Goal:
Repeat every line below exactly as it reads.

Data entries
— Begin —

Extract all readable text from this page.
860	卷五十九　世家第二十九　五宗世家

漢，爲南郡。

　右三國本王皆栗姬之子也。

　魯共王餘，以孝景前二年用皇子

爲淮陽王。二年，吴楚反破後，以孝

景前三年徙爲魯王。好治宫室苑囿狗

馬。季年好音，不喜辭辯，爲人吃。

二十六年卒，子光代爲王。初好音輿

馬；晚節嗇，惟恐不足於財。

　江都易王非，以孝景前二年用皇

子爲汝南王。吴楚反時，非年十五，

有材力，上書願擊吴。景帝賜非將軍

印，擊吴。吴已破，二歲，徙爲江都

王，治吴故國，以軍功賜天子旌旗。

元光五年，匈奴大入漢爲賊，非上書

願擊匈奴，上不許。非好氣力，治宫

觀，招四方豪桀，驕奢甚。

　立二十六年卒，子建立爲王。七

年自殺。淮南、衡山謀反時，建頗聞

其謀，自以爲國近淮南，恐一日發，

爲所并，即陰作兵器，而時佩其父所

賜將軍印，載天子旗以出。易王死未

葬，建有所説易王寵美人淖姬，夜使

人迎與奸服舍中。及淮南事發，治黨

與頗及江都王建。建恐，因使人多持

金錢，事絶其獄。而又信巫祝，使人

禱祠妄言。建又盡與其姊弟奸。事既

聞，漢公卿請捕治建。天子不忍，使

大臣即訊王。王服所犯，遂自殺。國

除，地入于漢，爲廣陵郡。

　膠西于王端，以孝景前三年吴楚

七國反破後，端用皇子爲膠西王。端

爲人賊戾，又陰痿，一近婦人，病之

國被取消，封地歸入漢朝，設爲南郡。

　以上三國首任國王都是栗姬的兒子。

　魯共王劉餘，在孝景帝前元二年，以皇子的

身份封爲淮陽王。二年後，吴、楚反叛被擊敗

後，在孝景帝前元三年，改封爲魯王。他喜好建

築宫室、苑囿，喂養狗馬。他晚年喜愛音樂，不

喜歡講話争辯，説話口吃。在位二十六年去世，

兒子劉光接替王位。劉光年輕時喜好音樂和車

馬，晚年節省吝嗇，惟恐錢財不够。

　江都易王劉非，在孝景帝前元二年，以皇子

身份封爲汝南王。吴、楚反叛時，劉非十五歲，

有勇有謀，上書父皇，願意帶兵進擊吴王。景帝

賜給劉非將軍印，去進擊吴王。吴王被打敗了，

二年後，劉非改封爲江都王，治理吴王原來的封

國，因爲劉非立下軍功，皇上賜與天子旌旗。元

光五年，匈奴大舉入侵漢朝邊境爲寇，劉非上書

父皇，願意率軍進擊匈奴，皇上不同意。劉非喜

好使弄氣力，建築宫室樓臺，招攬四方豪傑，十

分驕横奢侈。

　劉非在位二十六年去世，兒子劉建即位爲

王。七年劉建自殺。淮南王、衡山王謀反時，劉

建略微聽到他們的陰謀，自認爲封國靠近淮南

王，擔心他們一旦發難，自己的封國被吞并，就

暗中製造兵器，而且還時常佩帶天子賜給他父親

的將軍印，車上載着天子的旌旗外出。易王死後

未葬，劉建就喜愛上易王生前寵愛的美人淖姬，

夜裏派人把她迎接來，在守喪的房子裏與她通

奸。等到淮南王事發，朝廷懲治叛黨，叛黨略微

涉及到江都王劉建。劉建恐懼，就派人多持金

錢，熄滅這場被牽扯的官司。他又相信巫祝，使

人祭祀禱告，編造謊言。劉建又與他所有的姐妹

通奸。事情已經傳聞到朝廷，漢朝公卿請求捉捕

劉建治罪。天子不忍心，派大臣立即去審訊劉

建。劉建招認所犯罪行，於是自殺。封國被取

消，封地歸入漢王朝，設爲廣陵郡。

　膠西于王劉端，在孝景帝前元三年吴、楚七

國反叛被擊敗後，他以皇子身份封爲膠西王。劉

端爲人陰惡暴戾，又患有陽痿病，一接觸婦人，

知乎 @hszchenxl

— End —

Result:
Extract all readable text from this page.
860	卷五十九　世家第二十九　五宗世家

漢，爲南郡。

　右三國本王皆栗姬之子也。

　魯共王餘，以孝景前二年用皇子

爲淮陽王。二年，吴楚反破後，以孝

景前三年徙爲魯王。好治宫室苑囿狗

馬。季年好音，不喜辭辯，爲人吃。

二十六年卒，子光代爲王。初好音輿

馬；晚節嗇，惟恐不足於財。

　江都易王非，以孝景前二年用皇

子爲汝南王。吴楚反時，非年十五，

有材力，上書願擊吴。景帝賜非將軍

印，擊吴。吴已破，二歲，徙爲江都

王，治吴故國，以軍功賜天子旌旗。

元光五年，匈奴大入漢爲賊，非上書

願擊匈奴，上不許。非好氣力，治宫

觀，招四方豪桀，驕奢甚。

　立二十六年卒，子建立爲王。七

年自殺。淮南、衡山謀反時，建頗聞

其謀，自以爲國近淮南，恐一日發，

爲所并，即陰作兵器，而時佩其父所

賜將軍印，載天子旗以出。易王死未

葬，建有所説易王寵美人淖姬，夜使

人迎與奸服舍中。及淮南事發，治黨

與頗及江都王建。建恐，因使人多持

金錢，事絶其獄。而又信巫祝，使人

禱祠妄言。建又盡與其姊弟奸。事既

聞，漢公卿請捕治建。天子不忍，使

大臣即訊王。王服所犯，遂自殺。國

除，地入于漢，爲廣陵郡。

　膠西于王端，以孝景前三年吴楚

七國反破後，端用皇子爲膠西王。端

爲人賊戾，又陰痿，一近婦人，病之

國被取消，封地歸入漢朝，設爲南郡。

　以上三國首任國王都是栗姬的兒子。

　魯共王劉餘，在孝景帝前元二年，以皇子的

身份封爲淮陽王。二年後，吴、楚反叛被擊敗

後，在孝景帝前元三年，改封爲魯王。他喜好建

築宫室、苑囿，喂養狗馬。他晚年喜愛音樂，不

喜歡講話争辯，説話口吃。在位二十六年去世，

兒子劉光接替王位。劉光年輕時喜好音樂和車

馬，晚年節省吝嗇，惟恐錢財不够。

　江都易王劉非，在孝景帝前元二年，以皇子

身份封爲汝南王。吴、楚反叛時，劉非十五歲，

有勇有謀，上書父皇，願意帶兵進擊吴王。景帝

賜給劉非將軍印，去進擊吴王。吴王被打敗了，

二年後，劉非改封爲江都王，治理吴王原來的封

國，因爲劉非立下軍功，皇上賜與天子旌旗。元

光五年，匈奴大舉入侵漢朝邊境爲寇，劉非上書

父皇，願意率軍進擊匈奴，皇上不同意。劉非喜

好使弄氣力，建築宫室樓臺，招攬四方豪傑，十

分驕横奢侈。

　劉非在位二十六年去世，兒子劉建即位爲

王。七年劉建自殺。淮南王、衡山王謀反時，劉

建略微聽到他們的陰謀，自認爲封國靠近淮南

王，擔心他們一旦發難，自己的封國被吞并，就

暗中製造兵器，而且還時常佩帶天子賜給他父親

的將軍印，車上載着天子的旌旗外出。易王死後

未葬，劉建就喜愛上易王生前寵愛的美人淖姬，

夜裏派人把她迎接來，在守喪的房子裏與她通

奸。等到淮南王事發，朝廷懲治叛黨，叛黨略微

涉及到江都王劉建。劉建恐懼，就派人多持金

錢，熄滅這場被牽扯的官司。他又相信巫祝，使

人祭祀禱告，編造謊言。劉建又與他所有的姐妹

通奸。事情已經傳聞到朝廷，漢朝公卿請求捉捕

劉建治罪。天子不忍心，派大臣立即去審訊劉

建。劉建招認所犯罪行，於是自殺。封國被取

消，封地歸入漢王朝，設爲廣陵郡。

　膠西于王劉端，在孝景帝前元三年吴、楚七

國反叛被擊敗後，他以皇子身份封爲膠西王。劉

端爲人陰惡暴戾，又患有陽痿病，一接觸婦人，

知乎 @hszchenxl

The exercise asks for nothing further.